Gino Strada è in Sierra Leone, per far la guerra all’Ebola. «Qui ci sono almeno 80-90 casi al giorno»

La prima sensazione? 
«Paura. Atterri a Freetown e vai in città con un barchino stracolmo, al collo un salvagente dove ci ha sudato chissà chi, sapendo che il sudore è un veicolo di trasmissione. Un brivido. Poi ti passa». 
Gino Strada, 66 anni, di Sesto San Giovanni, chirurgo di guerra, fondatore nel 1994 di Emergency, è da qualche giorno in Sierra Leone per l’epidemia Ebola. 
Quando passa la paura? 
«A casa, cioè in ospedale: vedi la gente che sta male e il problema diventa trovare un letto per una nuova paziente che non sai dove mettere. Qui ci sono almeno 80-90 nuovi casi al giorno». 
Come siete messi a capitale umano? 
«Emergency è in Sierra Leone dal 2001, il nostro centro chirurgico e pediatrico è l’unico aperto: abbiamo curato 500mila persone, ci lavorano 370 locali e 17 internazionali. Il 18 settembre abbiamo aperto un centro di trattamento per Ebola fuori Freetown: 22 posti letto, 100 operatori locali, 11 italiani, un serbo e un’americana». 
Che lavoro è? 
«Massacrante: nelle tute protettive arrivi ai 55-60 gradi, dopo mezz’ora hai perso due chili». 
Difficile trovare operatori? 
«Qui c’è bisogno di infermieri e anche di medici. Una quindicina di persone in Italia sono pronte a partire domattina». 
Perché non partono?

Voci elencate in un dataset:
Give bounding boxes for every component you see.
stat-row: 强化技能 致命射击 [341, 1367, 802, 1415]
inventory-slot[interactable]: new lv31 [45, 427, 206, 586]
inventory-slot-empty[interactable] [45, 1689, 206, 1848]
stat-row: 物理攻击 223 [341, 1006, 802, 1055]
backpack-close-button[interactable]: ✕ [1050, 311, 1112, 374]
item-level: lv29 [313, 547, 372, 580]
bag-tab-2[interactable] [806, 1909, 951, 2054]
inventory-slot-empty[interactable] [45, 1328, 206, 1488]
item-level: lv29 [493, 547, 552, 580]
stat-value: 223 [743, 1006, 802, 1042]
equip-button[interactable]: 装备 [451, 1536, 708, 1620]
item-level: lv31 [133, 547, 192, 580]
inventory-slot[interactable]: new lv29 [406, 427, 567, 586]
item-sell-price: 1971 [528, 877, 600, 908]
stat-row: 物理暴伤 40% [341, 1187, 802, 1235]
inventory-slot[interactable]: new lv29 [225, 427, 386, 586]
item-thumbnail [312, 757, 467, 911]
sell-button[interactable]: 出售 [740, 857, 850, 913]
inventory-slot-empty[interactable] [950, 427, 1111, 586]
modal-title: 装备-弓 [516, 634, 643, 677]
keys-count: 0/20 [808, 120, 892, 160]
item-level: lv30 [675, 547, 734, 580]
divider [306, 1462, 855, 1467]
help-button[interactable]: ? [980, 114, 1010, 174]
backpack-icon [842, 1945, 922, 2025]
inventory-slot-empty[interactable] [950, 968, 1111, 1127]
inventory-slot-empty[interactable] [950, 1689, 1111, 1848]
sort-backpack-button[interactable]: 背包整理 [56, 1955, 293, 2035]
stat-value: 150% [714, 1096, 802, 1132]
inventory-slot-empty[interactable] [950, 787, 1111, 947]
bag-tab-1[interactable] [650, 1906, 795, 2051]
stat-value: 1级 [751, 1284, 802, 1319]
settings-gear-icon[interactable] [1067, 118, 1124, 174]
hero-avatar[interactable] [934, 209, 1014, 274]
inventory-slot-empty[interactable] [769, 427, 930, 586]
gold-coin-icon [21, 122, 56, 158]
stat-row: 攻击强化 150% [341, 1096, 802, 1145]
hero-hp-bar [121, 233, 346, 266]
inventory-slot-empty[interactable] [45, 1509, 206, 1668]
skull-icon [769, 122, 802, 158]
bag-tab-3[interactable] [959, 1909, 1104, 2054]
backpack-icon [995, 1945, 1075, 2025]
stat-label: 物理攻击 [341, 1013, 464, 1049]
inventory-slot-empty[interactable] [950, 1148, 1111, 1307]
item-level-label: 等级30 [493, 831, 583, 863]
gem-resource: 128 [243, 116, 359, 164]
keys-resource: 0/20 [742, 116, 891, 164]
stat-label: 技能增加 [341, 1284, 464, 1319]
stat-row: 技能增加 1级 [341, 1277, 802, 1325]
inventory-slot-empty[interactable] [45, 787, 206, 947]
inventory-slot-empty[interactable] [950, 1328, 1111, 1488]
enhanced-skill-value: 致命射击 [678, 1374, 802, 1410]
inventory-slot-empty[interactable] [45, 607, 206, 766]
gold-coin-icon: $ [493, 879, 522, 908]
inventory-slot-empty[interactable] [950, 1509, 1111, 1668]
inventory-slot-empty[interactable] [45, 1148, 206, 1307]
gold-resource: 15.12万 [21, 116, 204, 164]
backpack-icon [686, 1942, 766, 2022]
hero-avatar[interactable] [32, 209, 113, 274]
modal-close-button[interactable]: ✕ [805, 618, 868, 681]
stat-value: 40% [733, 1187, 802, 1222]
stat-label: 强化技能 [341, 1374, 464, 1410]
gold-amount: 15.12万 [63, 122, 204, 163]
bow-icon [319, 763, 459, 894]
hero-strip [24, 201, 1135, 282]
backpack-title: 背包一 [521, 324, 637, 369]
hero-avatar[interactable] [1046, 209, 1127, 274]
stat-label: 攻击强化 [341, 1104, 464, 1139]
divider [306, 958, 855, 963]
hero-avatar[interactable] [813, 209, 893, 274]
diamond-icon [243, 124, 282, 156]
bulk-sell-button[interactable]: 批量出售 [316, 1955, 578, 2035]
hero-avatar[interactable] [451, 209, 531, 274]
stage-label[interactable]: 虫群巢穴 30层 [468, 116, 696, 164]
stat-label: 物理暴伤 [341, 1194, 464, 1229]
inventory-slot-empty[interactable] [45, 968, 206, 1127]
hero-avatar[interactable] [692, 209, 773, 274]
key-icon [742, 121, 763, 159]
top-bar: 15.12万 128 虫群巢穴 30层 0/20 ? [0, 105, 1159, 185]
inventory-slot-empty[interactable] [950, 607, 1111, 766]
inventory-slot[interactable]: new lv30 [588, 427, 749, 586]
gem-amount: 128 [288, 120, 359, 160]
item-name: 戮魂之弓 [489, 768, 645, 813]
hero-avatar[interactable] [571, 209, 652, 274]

## Descrizione del compito
Continua l'intervista a Gino Strada sull'Ebola in Sierra Leone dopo l'ultima domanda riportata.

## Risposta al problema
«In Italia il governo può decidere di cambiare la Costituzione o di mandare armi ai curdi ma non di emanare un decreto, un foglietto, un sms in cui si dice: gli operatori che lavorano in strutture pubbliche o convenzionate possono andare in Africa per l’emergenza Ebola senza che questo debba interferire su contributi, assicurazioni, pensioni e tutto il resto. L’abbiamo fatto per lo tsunami e i terremoti. Ebola no perché è l’epidemia dei poveracci? Se c’è un’emergenza internazionale come dice l’Oms chi deve rispondere se non il personale internazionale?». 
Quanto ci vuole? 
«Stiamo parlando di mesi. Significa che parti alla prossima epidemia. E qui è questione di giorni. Avremo presto un nuovo ospedale. Lo costruiscono gli ingegneri dell’esercito britannico». 
Che progetto è? 
«Oggi pomeriggio andiamo a vedere il terreno. I genieri lo tirano su, noi lo gestiamo. Un campo da 90-100 posti. Adesso ci serve personale per farlo funzionare: quindici nostri medici e infermieri sono bloccati dalla burocrazia. Chiediamo al ministro della Salute Lorenzin di dichiarare l’emergenza in modo che chi vuole possa partire». 
Per Ebola non c’è cura. È frustrante per un chirurgo? 
«Tra una settimana partiamo con uno studio clinico per cercare una terapia. Le prove preliminari sono incoraggianti. Ad alcuni pazienti qui abbiamo somministrato come cura compassionevole un farmaco anti-aritmico di uso comune in cardiologia da oltre cinquant’anni: l’amiodarone. In studi di laboratorio si è visto che ha una forte capacità di impedire l’ingresso del virus nelle cellule. Non sono ancora stati fatti studi negli animali e tantomeno negli uomini. Ci siamo rivolti a un comitato etico indipendente che ha validato il protocollo, elaborato in collaborazione con l’Istituto Spallanzani e l’Irccs Asmn di Reggio Emilia: ci sembra giusto tentare uno studio con tutti i criteri di scientificità. Questa potrebbe essere una speranza per curare Ebola». 
In Occidente va in scena la grande paura. 
«Ok i controlli agli aeroporti e tutto il resto. Ma non dimentichiamoci dell’esperienza Aids. Da un focolaio è diventata una pandemia perché per 4 anni i governi e i potenti vari hanno discusso su chi fosse lo scopritore del virus perché in ballo c’erano i diritti su un eventuale vaccino. Dobbiamo agire: ognuno faccia la sua parte».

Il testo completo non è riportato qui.